### INSTRUCTION
Every line with the word "series" in it should be extracted from the data that follows.

(Entries with figure data)
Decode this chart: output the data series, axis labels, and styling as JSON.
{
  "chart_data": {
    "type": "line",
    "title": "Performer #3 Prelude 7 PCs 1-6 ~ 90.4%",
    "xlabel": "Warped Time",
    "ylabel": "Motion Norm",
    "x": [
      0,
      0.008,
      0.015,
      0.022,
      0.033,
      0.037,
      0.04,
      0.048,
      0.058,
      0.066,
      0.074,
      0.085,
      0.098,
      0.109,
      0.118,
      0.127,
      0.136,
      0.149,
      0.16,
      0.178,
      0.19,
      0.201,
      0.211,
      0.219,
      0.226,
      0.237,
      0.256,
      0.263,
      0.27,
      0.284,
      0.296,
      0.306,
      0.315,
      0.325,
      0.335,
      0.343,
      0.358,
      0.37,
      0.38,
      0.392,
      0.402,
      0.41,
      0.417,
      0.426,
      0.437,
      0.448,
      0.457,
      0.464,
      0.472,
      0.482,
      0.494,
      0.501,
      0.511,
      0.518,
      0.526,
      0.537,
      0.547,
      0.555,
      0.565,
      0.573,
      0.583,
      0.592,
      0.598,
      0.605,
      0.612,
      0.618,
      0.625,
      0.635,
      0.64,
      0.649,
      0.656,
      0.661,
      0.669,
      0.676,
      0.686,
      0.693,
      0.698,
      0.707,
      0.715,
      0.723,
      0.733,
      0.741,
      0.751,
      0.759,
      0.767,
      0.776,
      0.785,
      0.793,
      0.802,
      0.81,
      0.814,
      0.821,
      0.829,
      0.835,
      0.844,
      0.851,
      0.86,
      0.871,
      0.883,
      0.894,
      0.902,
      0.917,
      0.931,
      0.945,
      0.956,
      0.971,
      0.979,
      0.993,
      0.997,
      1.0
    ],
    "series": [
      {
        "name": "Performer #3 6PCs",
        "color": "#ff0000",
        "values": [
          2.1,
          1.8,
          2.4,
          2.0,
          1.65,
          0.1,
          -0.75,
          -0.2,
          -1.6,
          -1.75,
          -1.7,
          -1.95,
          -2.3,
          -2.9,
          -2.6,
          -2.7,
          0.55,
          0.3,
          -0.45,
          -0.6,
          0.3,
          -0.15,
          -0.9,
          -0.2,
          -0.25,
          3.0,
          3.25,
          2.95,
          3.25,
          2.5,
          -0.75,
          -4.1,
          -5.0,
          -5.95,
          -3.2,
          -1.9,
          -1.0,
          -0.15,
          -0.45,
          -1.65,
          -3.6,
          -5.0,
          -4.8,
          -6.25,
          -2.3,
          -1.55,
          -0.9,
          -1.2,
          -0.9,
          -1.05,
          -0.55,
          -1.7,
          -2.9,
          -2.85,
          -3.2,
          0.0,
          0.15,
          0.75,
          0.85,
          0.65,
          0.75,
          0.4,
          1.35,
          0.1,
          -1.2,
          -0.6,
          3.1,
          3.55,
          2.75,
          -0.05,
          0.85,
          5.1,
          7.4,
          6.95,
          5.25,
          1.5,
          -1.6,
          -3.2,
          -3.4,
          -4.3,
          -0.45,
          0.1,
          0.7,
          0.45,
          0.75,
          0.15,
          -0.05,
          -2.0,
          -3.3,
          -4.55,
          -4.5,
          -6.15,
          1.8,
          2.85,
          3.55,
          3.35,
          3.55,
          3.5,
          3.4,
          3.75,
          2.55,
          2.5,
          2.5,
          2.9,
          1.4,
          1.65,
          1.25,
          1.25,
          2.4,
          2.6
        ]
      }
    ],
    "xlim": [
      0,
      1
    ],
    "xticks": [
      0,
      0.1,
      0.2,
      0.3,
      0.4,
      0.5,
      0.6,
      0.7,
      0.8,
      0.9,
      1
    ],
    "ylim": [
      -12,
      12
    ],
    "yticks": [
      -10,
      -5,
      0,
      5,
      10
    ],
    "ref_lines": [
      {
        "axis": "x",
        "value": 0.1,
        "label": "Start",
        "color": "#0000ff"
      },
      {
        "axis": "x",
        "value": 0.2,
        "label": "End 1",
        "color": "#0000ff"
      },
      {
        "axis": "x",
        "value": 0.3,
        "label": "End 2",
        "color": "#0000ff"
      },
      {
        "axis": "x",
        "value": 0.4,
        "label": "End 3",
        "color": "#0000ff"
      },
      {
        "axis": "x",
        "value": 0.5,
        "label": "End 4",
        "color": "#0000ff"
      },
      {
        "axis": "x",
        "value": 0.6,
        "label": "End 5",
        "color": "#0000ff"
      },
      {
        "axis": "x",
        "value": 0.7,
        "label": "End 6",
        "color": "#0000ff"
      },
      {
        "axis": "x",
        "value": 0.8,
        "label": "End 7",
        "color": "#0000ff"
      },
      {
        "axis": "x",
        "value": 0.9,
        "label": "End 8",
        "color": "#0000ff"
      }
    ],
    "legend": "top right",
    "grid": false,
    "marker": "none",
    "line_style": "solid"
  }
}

### THE RESPONSE
Decode this chart: output the data series, axis labels, and styling as JSON.
    "series": [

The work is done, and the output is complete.